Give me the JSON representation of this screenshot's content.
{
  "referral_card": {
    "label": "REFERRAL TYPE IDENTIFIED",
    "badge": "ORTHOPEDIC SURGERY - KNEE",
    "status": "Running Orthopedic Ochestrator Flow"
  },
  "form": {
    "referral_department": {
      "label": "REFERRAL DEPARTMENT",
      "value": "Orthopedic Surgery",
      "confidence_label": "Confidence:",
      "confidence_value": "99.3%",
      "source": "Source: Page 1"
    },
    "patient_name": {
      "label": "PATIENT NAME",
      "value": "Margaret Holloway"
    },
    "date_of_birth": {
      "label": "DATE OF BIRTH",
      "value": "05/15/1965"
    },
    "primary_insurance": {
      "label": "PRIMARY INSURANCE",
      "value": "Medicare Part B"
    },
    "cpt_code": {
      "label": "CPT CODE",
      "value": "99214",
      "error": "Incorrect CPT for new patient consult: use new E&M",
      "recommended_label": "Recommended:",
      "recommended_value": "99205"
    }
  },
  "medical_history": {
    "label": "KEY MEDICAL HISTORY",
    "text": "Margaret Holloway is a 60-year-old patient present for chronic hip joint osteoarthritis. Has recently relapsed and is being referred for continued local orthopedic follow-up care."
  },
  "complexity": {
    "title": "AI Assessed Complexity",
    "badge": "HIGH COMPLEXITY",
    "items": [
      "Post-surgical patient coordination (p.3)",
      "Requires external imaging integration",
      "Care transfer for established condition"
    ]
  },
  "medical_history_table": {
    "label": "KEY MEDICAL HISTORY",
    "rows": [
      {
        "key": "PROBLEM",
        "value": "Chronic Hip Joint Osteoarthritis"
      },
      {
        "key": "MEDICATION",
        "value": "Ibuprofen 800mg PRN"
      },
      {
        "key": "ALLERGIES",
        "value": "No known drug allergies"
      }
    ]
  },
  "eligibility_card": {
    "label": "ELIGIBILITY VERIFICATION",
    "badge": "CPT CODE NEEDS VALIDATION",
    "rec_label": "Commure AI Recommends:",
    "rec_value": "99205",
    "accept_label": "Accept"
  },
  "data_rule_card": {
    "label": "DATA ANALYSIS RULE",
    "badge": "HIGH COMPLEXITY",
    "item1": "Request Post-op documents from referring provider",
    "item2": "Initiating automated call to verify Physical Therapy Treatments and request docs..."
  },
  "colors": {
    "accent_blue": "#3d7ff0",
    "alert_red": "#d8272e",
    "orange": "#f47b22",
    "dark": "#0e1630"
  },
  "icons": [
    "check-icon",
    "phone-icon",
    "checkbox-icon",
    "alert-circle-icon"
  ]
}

Problem to solve: Reproduce all the records precisely.

Answer in full:
Give me the JSON representation of this screenshot's content.
{
  "referral_card": {
    "label": "REFERRAL TYPE IDENTIFIED",
    "badge": "ORTHOPEDIC SURGERY - KNEE",
    "status": "Running Orthopedic Ochestrator Flow"
  },
  "form": {
    "referral_department": {
      "label": "REFERRAL DEPARTMENT",
      "value": "Orthopedic Surgery",
      "confidence_label": "Confidence:",
      "confidence_value": "99.3%",
      "source": "Source: Page 1"
    },
    "patient_name": {
      "label": "PATIENT NAME",
      "value": "Margaret Holloway"
    },
    "date_of_birth": {
      "label": "DATE OF BIRTH",
      "value": "05/15/1965"
    },
    "primary_insurance": {
      "label": "PRIMARY INSURANCE",
      "value": "Medicare Part B"
    },
    "cpt_code": {
      "label": "CPT CODE",
      "value": "99214",
      "error": "Incorrect CPT for new patient consult: use new E&M",
      "recommended_label": "Recommended:",
      "recommended_value": "99205"
    }
  },
  "medical_history": {
    "label": "KEY MEDICAL HISTORY",
    "text": "Margaret Holloway is a 60-year-old patient present for chronic hip joint osteoarthritis. Has recently relapsed and is being referred for continued local orthopedic follow-up care."
  },
  "complexity": {
    "title": "AI Assessed Complexity",
    "badge": "HIGH COMPLEXITY",
    "items": [
      "Post-surgical patient coordination (p.3)",
      "Requires external imaging integration",
      "Care transfer for established condition"
    ]
  },
  "medical_history_table": {
    "label": "KEY MEDICAL HISTORY",
    "rows": [
      {
        "key": "PROBLEM",
        "value": "Chronic Hip Joint Osteoarthritis"
      },
      {
        "key": "MEDICATION",
        "value": "Ibuprofen 800mg PRN"
      },
      {
        "key": "ALLERGIES",
        "value": "No known drug allergies"
      }
    ]
  },
  "eligibility_card": {
    "label": "ELIGIBILITY VERIFICATION",
    "badge": "CPT CODE NEEDS VALIDATION",
    "rec_label": "Commure AI Recommends:",
    "rec_value": "99205",
    "accept_label": "Accept"
  },
  "data_rule_card": {
    "label": "DATA ANALYSIS RULE",
    "badge": "HIGH COMPLEXITY",
    "item1": "Request Post-op documents from referring provider",
    "item2": "Initiating automated call to verify Physical Therapy Treatments and request docs..."
  },
  "colors": {
    "accent_blue": "#3d7ff0",
    "alert_red": "#d8272e",
    "orange": "#f47b22",
    "dark": "#0e1630"
  },
  "icons": [
    "check-icon",
    "phone-icon",
    "checkbox-icon",
    "alert-circle-icon"
  ]
}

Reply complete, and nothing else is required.